[WRITTEN TASK]
Wherever the word "plain" shows up in a line, please copy that line.
** START OF DATA FOR PROCESSING **
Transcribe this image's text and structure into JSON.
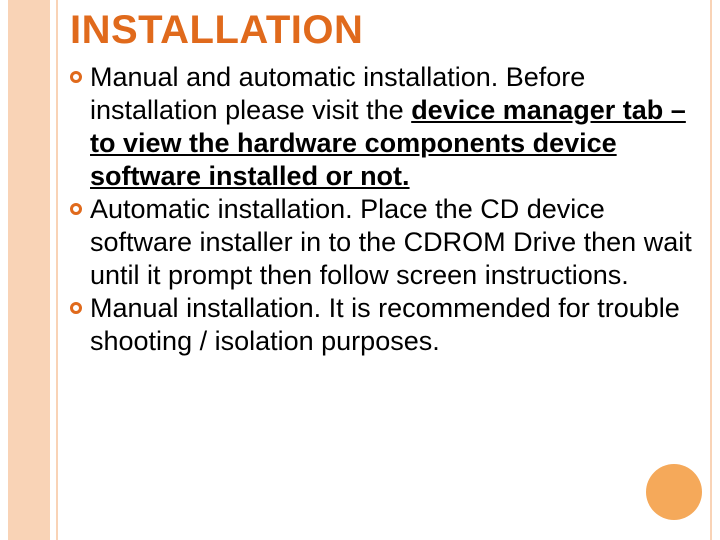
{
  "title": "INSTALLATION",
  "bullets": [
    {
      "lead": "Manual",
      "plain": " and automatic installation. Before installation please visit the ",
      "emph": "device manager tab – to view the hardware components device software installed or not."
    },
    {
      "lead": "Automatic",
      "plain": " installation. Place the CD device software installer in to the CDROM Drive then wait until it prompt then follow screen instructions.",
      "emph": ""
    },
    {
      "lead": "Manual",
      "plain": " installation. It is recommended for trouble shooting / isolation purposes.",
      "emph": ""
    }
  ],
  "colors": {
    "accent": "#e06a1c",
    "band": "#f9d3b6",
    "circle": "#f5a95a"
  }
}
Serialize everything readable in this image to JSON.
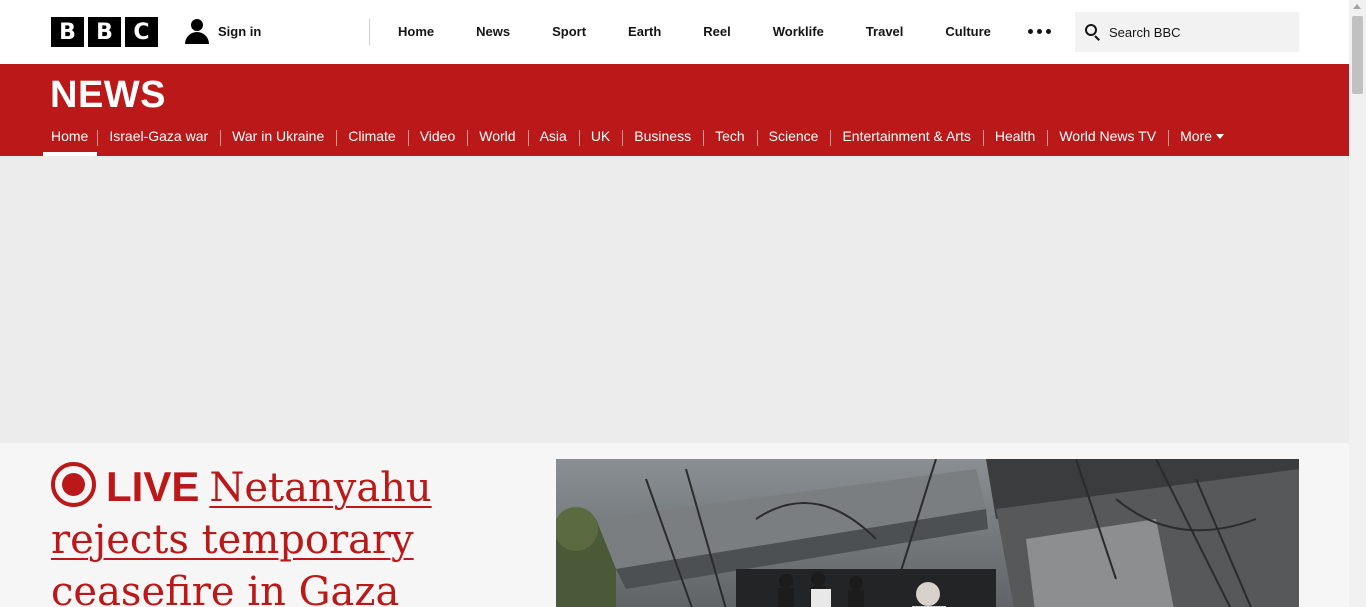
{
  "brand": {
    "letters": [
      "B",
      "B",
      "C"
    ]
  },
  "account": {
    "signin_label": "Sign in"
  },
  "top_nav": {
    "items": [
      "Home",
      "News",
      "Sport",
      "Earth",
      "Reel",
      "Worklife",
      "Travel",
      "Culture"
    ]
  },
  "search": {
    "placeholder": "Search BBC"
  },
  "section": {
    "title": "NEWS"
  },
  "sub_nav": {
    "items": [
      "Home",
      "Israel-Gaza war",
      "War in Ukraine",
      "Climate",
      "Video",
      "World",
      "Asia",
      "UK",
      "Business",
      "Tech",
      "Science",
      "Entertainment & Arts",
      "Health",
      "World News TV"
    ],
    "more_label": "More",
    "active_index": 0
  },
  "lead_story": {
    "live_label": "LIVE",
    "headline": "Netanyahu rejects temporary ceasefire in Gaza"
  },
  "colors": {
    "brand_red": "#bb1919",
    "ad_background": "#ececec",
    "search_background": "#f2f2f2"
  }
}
** END OF DATA FOR PROCESSING **
[REPLY]
      "plain": " and automatic installation. Before installation please visit the ",
      "plain": " installation. Place the CD device software installer in to the CDROM Drive then wait until it prompt then follow screen instructions.",
      "plain": " installation. It is recommended for trouble shooting / isolation purposes.",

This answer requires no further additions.